— start of RECORD EXTRACTS —

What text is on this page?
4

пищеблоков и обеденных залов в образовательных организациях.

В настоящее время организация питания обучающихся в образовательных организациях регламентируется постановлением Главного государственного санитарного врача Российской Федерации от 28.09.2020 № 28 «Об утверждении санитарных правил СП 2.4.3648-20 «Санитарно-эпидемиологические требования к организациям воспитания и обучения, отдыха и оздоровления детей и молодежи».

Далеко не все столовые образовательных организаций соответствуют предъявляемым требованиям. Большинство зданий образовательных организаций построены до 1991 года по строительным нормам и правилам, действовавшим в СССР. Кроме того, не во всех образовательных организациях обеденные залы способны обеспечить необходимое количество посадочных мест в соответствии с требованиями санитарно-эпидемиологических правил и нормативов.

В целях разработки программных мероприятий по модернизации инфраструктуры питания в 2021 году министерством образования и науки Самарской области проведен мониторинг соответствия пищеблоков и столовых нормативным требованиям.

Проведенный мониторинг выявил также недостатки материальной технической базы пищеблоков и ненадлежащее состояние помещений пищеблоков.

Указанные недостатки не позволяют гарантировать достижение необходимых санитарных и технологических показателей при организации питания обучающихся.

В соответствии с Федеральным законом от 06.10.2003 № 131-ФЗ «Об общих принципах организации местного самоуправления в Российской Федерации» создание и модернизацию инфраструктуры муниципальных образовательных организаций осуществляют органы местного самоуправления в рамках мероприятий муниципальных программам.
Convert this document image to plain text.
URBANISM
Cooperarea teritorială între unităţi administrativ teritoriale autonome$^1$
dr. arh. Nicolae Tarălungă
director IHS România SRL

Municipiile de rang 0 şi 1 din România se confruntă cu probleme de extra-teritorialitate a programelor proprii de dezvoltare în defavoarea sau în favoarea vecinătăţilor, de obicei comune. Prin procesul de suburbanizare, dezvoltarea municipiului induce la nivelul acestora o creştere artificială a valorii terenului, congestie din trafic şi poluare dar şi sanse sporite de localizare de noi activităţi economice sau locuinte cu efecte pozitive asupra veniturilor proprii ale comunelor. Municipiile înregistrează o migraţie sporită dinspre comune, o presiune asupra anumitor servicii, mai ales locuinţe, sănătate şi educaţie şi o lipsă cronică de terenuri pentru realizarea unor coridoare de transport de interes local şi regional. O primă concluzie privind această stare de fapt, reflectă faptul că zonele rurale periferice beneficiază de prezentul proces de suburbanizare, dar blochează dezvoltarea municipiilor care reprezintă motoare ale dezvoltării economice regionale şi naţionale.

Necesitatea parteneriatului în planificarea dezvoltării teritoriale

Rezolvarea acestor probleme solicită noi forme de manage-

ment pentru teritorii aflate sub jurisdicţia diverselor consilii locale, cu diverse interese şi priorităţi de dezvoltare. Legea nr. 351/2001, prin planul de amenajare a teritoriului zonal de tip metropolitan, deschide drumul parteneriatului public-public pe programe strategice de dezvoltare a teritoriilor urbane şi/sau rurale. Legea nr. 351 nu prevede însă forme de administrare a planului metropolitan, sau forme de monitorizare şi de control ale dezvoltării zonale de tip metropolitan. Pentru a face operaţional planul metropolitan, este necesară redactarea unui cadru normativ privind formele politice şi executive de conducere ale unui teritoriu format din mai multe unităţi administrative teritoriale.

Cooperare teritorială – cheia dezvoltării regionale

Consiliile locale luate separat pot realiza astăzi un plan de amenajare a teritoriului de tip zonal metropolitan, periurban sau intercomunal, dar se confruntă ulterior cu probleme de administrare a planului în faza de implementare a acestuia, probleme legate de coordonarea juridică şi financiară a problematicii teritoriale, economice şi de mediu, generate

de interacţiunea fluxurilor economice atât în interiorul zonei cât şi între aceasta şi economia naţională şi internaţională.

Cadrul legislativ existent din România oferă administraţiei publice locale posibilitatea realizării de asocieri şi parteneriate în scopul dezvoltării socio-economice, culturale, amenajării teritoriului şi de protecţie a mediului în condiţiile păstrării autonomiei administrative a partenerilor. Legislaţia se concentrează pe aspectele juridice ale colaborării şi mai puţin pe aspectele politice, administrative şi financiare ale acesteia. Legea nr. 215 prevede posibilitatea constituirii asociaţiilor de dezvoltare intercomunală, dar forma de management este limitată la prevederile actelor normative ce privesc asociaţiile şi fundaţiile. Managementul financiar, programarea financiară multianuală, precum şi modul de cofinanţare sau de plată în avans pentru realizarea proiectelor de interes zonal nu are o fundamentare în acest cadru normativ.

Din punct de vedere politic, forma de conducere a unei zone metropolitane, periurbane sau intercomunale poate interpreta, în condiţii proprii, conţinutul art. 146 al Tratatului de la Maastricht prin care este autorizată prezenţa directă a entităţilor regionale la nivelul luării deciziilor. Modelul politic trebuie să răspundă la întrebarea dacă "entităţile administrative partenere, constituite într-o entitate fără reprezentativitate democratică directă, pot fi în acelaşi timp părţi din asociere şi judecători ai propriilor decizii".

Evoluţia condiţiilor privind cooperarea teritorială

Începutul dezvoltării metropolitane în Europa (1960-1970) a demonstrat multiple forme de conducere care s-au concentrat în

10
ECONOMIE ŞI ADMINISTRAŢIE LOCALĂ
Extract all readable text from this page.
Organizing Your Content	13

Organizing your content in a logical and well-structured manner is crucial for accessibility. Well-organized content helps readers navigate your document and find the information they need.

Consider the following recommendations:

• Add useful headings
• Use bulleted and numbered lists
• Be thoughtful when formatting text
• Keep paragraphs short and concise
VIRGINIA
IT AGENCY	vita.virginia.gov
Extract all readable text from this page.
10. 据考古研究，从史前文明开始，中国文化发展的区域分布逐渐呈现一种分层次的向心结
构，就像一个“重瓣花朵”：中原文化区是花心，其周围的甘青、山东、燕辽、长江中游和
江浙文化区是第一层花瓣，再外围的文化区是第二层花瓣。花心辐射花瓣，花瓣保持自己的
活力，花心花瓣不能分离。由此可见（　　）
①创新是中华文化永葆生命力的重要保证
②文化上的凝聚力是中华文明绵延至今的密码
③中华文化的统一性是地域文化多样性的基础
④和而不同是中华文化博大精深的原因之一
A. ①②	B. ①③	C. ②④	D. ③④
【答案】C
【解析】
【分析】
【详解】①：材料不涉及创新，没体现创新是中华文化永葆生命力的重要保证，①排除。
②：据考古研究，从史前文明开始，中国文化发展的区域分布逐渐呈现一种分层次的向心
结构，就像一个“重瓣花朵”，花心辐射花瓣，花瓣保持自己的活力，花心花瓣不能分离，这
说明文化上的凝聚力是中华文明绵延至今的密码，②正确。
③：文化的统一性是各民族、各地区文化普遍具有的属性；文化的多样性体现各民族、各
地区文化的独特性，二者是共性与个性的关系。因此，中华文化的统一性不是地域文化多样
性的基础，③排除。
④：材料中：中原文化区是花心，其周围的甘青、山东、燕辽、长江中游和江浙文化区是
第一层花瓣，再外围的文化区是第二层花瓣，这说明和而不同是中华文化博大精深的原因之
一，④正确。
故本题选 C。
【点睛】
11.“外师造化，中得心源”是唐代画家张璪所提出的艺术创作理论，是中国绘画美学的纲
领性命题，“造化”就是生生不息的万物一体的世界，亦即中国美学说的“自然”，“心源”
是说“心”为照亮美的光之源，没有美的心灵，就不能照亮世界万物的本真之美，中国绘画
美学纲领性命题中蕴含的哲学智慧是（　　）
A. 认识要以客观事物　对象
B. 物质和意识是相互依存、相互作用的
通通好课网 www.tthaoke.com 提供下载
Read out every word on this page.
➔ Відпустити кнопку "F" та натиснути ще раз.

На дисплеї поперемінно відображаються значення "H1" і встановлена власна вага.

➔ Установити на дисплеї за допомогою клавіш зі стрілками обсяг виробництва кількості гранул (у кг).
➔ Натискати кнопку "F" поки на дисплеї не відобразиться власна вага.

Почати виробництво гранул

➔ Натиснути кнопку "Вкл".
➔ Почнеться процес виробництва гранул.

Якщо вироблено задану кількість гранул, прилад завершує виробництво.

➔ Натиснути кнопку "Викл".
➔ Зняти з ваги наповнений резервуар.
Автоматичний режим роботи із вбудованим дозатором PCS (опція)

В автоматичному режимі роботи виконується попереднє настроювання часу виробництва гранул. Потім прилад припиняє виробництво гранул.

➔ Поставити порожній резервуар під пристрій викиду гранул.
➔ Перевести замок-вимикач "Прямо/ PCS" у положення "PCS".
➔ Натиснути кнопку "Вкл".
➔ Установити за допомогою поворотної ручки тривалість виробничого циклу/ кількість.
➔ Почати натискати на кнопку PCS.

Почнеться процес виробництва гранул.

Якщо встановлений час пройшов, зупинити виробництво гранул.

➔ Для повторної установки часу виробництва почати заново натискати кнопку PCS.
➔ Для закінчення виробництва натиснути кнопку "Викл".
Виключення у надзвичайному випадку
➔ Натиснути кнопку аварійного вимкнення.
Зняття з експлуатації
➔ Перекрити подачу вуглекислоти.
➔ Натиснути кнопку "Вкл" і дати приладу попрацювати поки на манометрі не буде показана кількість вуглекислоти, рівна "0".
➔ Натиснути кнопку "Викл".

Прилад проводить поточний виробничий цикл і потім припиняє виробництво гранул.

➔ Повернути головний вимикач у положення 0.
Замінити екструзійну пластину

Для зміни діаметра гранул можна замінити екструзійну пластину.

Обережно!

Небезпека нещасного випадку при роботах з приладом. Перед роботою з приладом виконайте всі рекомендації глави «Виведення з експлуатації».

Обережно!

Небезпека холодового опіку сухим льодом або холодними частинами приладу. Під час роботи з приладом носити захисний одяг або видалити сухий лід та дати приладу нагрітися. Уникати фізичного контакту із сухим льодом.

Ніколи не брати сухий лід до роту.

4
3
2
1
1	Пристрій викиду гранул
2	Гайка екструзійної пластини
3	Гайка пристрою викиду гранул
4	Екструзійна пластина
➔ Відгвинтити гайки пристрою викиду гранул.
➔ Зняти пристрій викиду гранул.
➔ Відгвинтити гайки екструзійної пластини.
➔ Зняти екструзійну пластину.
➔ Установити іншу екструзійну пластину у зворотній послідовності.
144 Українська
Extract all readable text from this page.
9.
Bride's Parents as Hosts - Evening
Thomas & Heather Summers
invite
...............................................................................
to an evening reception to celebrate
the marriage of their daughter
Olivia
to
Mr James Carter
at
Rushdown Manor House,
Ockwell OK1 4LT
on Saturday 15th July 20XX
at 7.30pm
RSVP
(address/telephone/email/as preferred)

— end of RECORD EXTRACTS —

■ TASK DESCRIPTION: Copy every line that includes the string "виробництво" from the material above.

■ WRITTEN SOLUTION:
Почати виробництво гранул
Якщо вироблено задану кількість гранул, прилад завершує виробництво.
В автоматичному режимі роботи виконується попереднє настроювання часу виробництва гранул. Потім прилад припиняє виробництво гранул.
Якщо встановлений час пройшов, зупинити виробництво гранул.
Прилад проводить поточний виробничий цикл і потім припиняє виробництво гранул.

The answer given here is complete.